__Vorgegebener Text__:

Währenddessen denkt der Neuköllner Amtsarzt Nicolai Savaskan bei "Sormas" schon längst über einen Einsatz nur im Infektionsschutz hinaus nach. Er sagt, würde sich wünschen, dass mit der Software mittelfristig alle fünf Bereiche der Gesundheitsämter vernetzt werden, also auch Kinder- und Jugendmedizin oder die Betreuung chronisch kranker Menschen. Da liefen zurzeit nicht nur bundesweit, sondern selbst in einzelnen Gesundheitsämtern viele verschiedene Software-Varianten parallel. Seine Vision sieht so aus, "dass wir eben dieselbe Sprache in einem Gesundheitsamt sprechen". Das ist sozusagen die große Verheißung bei "Sormas".

__Zeilenauszüge__:
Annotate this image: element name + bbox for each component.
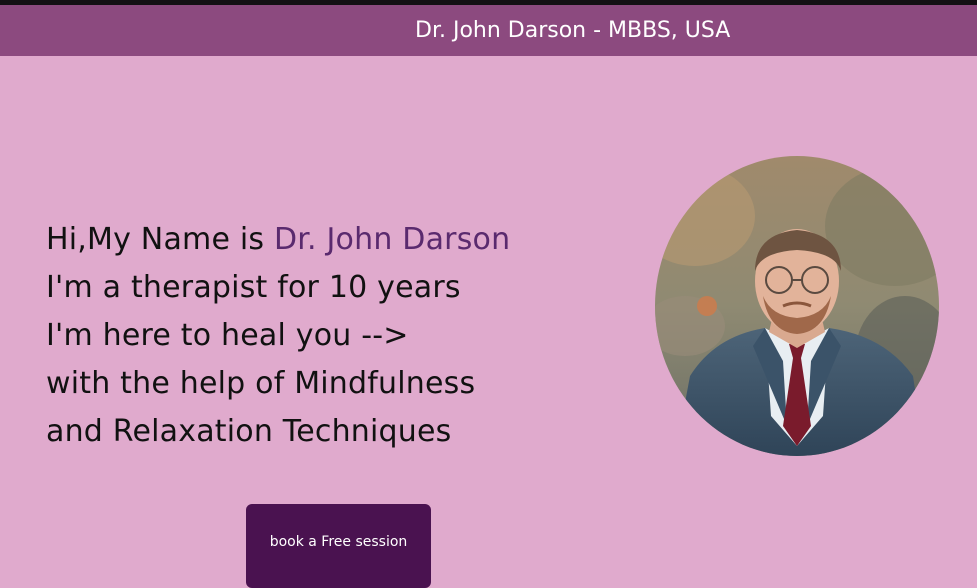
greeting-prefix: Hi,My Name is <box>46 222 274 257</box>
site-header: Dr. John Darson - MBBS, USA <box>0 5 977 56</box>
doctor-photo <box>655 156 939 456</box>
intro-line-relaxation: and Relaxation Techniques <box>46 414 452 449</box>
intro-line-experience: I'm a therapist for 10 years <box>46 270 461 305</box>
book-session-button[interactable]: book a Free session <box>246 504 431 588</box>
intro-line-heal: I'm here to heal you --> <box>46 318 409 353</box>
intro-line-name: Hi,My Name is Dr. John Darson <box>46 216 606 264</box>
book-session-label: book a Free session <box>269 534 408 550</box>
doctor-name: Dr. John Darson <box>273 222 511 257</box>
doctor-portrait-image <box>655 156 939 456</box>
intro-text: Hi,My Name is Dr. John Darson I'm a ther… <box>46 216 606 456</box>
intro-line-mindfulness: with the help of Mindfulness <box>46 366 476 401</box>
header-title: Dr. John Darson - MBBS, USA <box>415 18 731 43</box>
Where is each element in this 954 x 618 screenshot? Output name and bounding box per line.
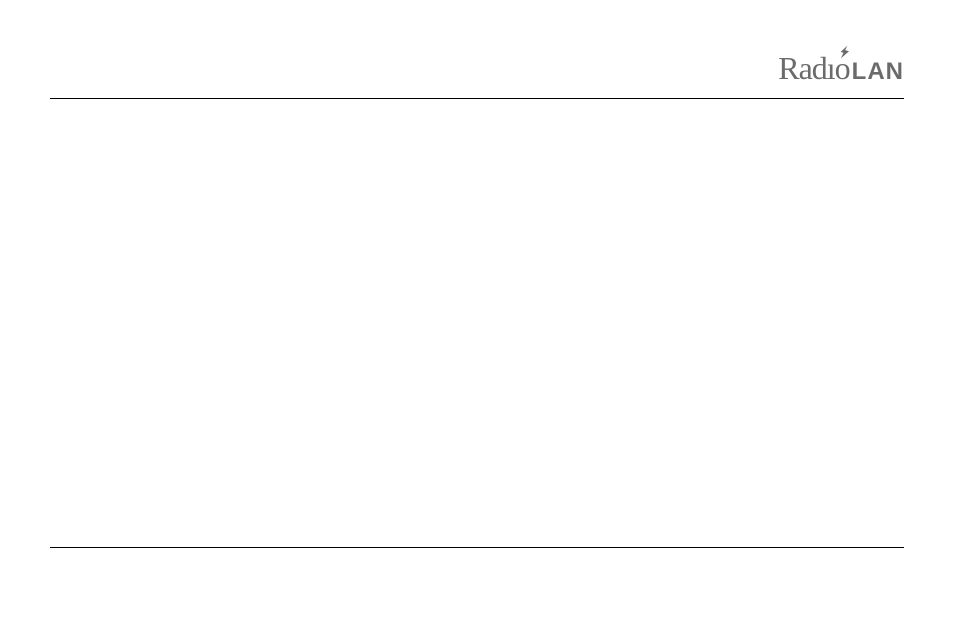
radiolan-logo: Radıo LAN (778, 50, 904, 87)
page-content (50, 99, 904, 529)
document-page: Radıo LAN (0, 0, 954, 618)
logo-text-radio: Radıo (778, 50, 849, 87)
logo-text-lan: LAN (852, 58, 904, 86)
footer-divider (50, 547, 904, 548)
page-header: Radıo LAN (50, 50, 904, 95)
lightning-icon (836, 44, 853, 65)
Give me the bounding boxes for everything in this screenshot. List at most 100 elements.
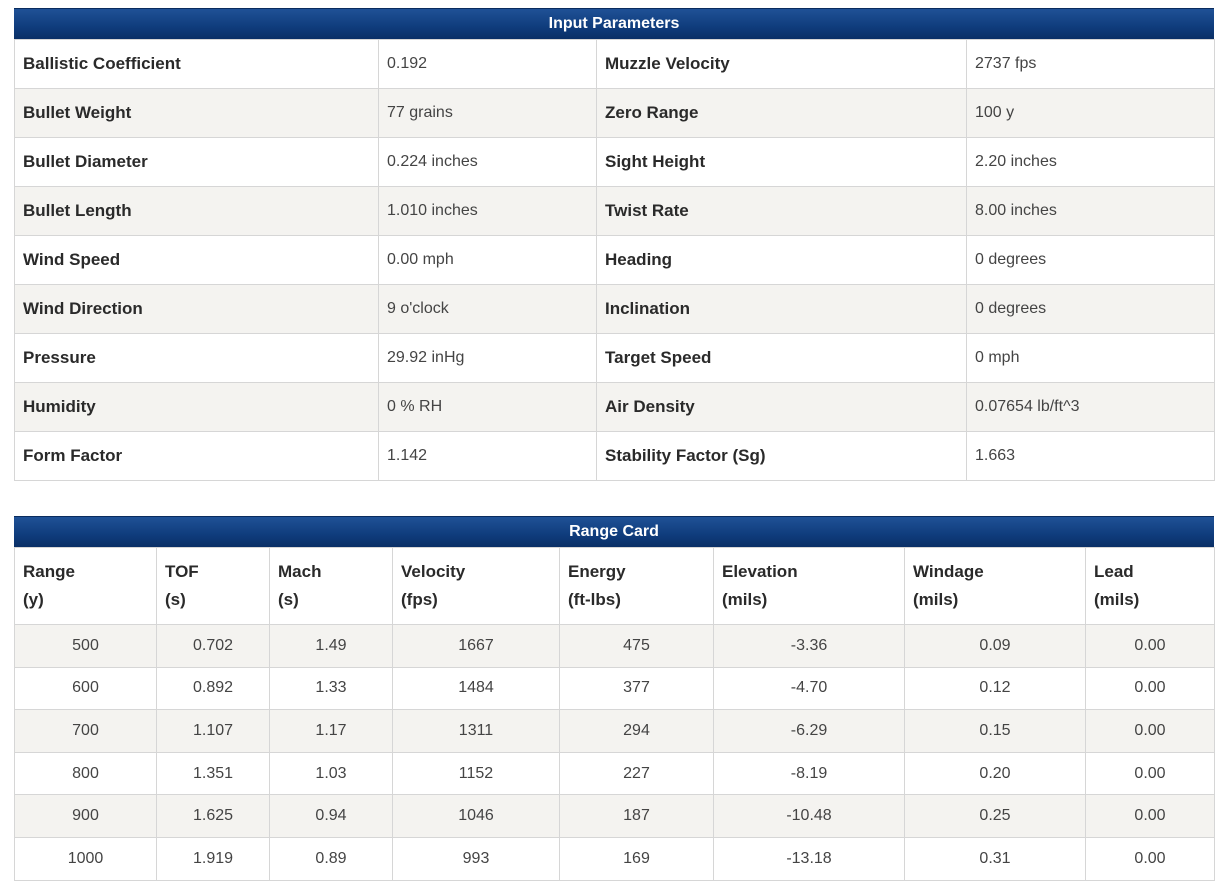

__Aufgaben__:
A - Worin besteht laut dem Text über die Software „Sormas“ die Vision des Neuköllner Amtsarztes Nicolai Savaskan?
B - Knüpfe an den letzten Satz des Textes über die Software „Sormas“ an und schreibe ihn weiter.

__Lösungen__:
A - Dass man in einem Gesundheitsamt dieselbe Sprache spricht.

B -
Der Reinickendorfer Patrick Larscheid zweifelt den Nutzen einer solchen Komplettvernetzung an, es gebe gut funktionierende Systeme und keine Notwendigkeit, jetzt alles auf den Kopf zu stellen oder wegzuwerfen. Auch vom Helmholtz-Zentrum für Infektionsforschung kommt keine Zustimmung für Savaskans große "Sormas"-Träume. Für eine solche Ausweitung gebe es keinerlei Pläne, sagte eine Sprecherin dem rbb.

Zum aktuellen "Sormas"-Einführungsstand sagt die Sprecherin, inzwischen hätten etwa 250 der 375 deutschen Gesundheitsämter die Software installiert. Wie viele dieser Ämter auch tatsächlich mit "Sormas" arbeiten, dazu gibt es allerdings keine genauen Zahlen.